Task details: An exact copy of all the data is required, with pictures left out.

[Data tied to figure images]
****

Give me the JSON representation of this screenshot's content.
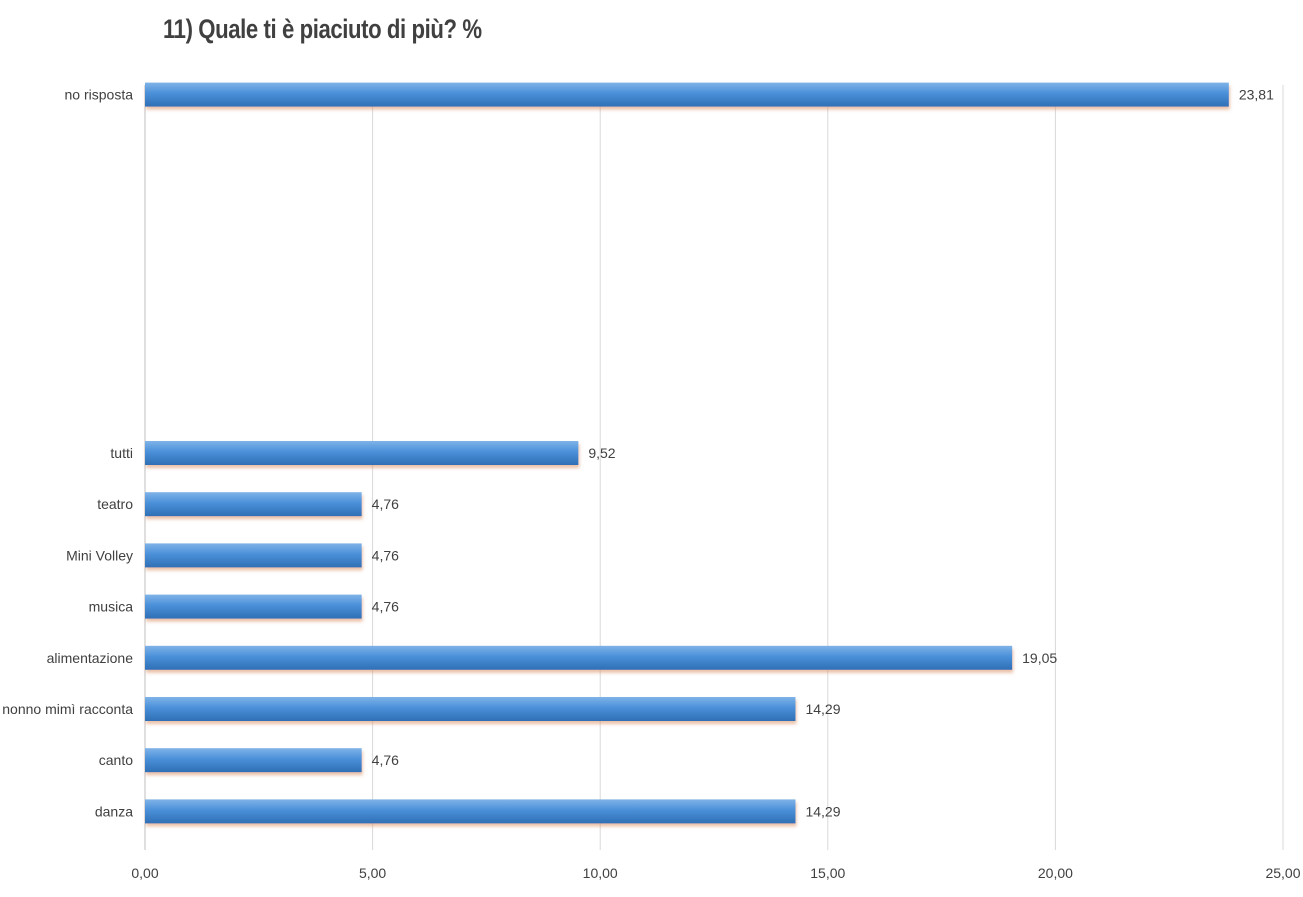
{
  "chart_data": {
    "type": "bar",
    "orientation": "horizontal",
    "title": "11) Quale ti è piaciuto di più? %",
    "categories": [
      "no risposta",
      "",
      "",
      "",
      "",
      "",
      "",
      "tutti",
      "teatro",
      "Mini Volley",
      "musica",
      "alimentazione",
      "nonno mimì racconta",
      "canto",
      "danza"
    ],
    "values": [
      23.81,
      null,
      null,
      null,
      null,
      null,
      null,
      9.52,
      4.76,
      4.76,
      4.76,
      19.05,
      14.29,
      4.76,
      14.29
    ],
    "data_labels": [
      "23,81",
      "",
      "",
      "",
      "",
      "",
      "",
      "9,52",
      "4,76",
      "4,76",
      "4,76",
      "19,05",
      "14,29",
      "4,76",
      "14,29"
    ],
    "x_ticks": [
      "0,00",
      "5,00",
      "10,00",
      "15,00",
      "20,00",
      "25,00"
    ],
    "xlim": [
      0,
      25
    ],
    "grid": true,
    "bar_color": "#4a90d9"
  }
}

****

Result of the task:
Give me the JSON representation of this screenshot's content.
{
  "chart_data": {
    "type": "bar",
    "orientation": "horizontal",
    "title": "11) Quale ti è piaciuto di più? %",
    "categories": [
      "no risposta",
      "",
      "",
      "",
      "",
      "",
      "",
      "tutti",
      "teatro",
      "Mini Volley",
      "musica",
      "alimentazione",
      "nonno mimì racconta",
      "canto",
      "danza"
    ],
    "values": [
      23.81,
      null,
      null,
      null,
      null,
      null,
      null,
      9.52,
      4.76,
      4.76,
      4.76,
      19.05,
      14.29,
      4.76,
      14.29
    ],
    "data_labels": [
      "23,81",
      "",
      "",
      "",
      "",
      "",
      "",
      "9,52",
      "4,76",
      "4,76",
      "4,76",
      "19,05",
      "14,29",
      "4,76",
      "14,29"
    ],
    "x_ticks": [
      "0,00",
      "5,00",
      "10,00",
      "15,00",
      "20,00",
      "25,00"
    ],
    "xlim": [
      0,
      25
    ],
    "grid": true,
    "bar_color": "#4a90d9"
  }
}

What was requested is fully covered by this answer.